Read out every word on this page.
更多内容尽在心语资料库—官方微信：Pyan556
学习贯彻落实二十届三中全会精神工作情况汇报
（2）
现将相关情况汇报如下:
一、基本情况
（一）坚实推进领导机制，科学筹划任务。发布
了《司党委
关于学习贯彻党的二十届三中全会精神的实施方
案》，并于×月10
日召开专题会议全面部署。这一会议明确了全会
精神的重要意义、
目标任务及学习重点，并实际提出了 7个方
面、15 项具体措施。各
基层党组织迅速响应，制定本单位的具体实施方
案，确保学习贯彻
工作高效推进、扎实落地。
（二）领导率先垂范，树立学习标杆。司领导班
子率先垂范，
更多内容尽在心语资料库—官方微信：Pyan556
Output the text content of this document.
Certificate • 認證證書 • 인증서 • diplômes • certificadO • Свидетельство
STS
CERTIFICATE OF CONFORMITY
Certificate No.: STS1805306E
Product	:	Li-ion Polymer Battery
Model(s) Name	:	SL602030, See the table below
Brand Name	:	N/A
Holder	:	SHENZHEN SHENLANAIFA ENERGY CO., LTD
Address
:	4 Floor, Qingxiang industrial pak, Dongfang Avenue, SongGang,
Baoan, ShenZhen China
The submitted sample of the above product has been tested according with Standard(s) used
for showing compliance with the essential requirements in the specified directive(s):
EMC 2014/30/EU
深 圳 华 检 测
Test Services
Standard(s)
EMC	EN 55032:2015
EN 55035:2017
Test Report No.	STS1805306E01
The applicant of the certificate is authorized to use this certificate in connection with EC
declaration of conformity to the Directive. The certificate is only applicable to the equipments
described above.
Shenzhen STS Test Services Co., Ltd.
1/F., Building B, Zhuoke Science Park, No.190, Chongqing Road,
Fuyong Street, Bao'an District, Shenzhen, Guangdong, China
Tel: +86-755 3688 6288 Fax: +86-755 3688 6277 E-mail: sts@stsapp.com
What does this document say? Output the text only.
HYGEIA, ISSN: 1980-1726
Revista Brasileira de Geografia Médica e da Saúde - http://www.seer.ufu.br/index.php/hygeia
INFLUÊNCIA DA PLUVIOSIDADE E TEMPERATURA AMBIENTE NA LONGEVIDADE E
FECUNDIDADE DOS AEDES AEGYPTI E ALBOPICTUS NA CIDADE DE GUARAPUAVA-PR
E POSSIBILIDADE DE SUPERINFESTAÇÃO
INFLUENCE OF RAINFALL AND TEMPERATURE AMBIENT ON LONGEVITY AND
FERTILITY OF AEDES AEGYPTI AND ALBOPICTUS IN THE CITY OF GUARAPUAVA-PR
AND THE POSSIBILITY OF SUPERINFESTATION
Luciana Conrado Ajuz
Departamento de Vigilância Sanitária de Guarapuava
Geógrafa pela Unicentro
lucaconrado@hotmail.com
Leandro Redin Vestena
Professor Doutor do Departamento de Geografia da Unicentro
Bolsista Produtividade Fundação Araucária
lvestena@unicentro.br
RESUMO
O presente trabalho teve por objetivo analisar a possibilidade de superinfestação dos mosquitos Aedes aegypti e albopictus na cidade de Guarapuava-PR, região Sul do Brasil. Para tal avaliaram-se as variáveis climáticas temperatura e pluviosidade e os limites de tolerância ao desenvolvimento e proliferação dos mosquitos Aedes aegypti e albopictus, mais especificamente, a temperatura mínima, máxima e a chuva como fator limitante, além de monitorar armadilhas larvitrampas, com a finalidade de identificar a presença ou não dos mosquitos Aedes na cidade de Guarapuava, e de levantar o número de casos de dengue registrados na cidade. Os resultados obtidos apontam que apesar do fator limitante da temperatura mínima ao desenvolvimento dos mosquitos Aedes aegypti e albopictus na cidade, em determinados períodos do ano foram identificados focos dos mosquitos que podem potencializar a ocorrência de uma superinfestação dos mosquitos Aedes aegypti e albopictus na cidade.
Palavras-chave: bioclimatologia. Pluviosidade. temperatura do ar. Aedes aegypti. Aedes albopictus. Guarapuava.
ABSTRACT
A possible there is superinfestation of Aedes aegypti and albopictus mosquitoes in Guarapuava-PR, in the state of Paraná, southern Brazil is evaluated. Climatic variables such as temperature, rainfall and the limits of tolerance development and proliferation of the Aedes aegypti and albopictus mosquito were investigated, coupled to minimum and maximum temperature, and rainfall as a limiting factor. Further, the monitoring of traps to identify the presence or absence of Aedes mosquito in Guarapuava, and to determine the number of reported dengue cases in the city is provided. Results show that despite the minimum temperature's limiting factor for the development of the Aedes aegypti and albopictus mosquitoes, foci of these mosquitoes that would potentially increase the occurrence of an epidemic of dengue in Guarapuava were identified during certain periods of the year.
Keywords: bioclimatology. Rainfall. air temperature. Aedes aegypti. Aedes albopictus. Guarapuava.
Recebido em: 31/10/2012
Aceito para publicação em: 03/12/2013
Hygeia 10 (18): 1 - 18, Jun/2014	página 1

◇ ◇ ◇

• _GOAL_: In the material above, find each line that contains the word "Standard", and select it.

• _RESPONSE BELOW_:
The submitted sample of the above product has been tested according with Standard(s) used
Standard(s)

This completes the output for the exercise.